Data provided:
□ □ □ □
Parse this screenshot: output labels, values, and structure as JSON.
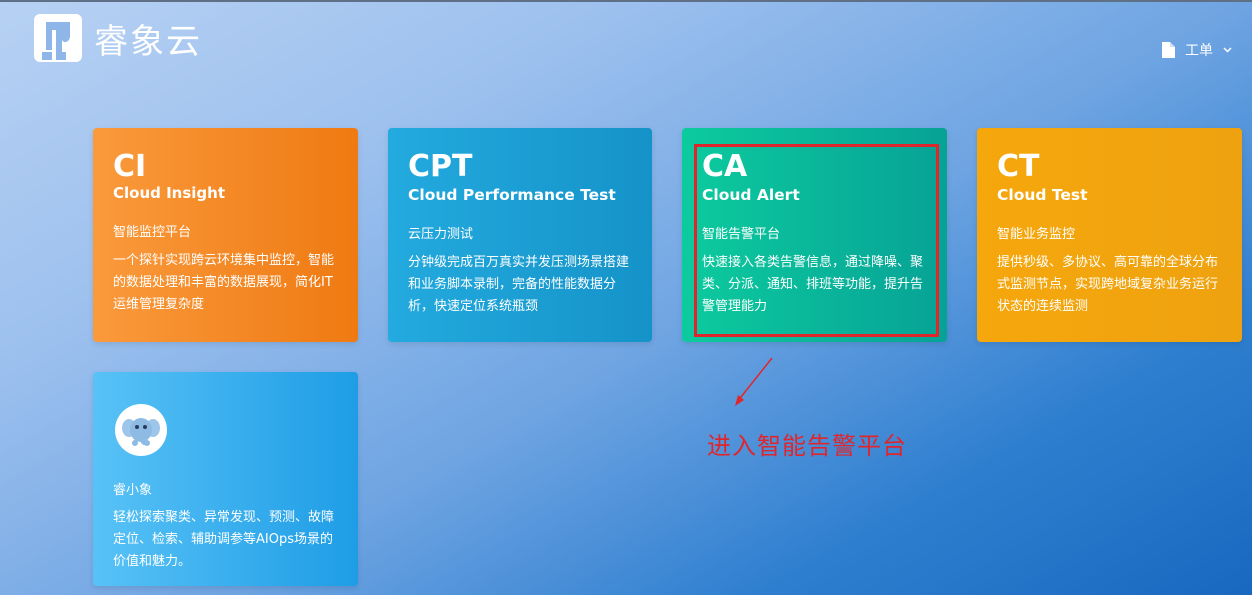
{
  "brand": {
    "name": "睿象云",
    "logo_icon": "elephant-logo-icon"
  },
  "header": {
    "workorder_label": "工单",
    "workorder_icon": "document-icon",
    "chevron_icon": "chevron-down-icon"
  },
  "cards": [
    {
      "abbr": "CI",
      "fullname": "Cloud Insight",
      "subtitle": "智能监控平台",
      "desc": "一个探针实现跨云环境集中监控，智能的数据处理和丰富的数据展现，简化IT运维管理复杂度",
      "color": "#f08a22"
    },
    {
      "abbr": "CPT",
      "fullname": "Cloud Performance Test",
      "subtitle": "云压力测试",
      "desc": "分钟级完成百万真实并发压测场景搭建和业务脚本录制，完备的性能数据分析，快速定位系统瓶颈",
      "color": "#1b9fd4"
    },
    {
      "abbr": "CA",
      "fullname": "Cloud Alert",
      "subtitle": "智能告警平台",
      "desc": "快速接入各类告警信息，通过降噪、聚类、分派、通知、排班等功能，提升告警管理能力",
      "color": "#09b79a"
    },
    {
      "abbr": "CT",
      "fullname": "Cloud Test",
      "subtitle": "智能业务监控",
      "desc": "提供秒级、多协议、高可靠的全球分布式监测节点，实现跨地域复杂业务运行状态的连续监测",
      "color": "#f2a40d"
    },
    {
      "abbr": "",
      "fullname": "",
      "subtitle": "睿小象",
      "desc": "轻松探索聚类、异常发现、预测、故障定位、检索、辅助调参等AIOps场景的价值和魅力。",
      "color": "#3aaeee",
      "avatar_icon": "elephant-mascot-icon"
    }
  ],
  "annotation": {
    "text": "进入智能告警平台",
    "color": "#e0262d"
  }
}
□ □ □ □
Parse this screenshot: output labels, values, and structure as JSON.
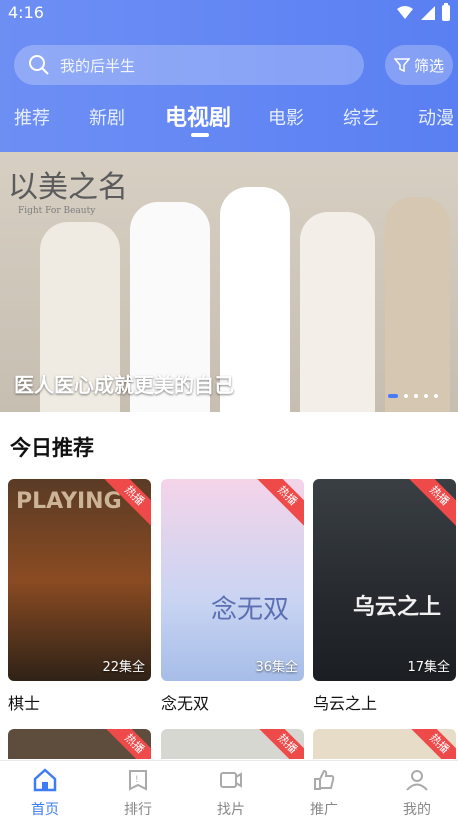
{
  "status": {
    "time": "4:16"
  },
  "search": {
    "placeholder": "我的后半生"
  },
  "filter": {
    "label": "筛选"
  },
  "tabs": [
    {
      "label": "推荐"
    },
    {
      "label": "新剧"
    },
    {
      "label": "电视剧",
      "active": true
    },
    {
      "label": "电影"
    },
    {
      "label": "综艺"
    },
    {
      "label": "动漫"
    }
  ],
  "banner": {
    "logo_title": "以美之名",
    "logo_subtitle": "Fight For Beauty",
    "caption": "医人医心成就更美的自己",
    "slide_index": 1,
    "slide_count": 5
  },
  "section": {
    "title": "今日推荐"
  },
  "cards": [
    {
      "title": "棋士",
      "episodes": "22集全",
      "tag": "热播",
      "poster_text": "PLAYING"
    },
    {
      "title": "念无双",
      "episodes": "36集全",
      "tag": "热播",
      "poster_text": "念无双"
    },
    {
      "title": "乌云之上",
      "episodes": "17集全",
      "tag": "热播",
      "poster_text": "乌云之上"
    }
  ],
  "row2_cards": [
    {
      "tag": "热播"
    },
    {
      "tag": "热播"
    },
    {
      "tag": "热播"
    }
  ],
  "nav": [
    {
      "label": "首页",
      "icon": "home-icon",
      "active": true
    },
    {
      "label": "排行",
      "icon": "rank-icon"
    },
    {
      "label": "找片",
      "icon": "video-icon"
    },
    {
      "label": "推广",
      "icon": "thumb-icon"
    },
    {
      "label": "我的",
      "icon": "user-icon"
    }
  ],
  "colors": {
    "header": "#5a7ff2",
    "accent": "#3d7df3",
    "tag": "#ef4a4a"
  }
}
□ □ □ □
What the task asks: In the listing above, find each line with the word "fullname" and copy it.

Written answer:
      "fullname": "Cloud Insight",
      "fullname": "Cloud Performance Test",
      "fullname": "Cloud Alert",
      "fullname": "Cloud Test",
      "fullname": "",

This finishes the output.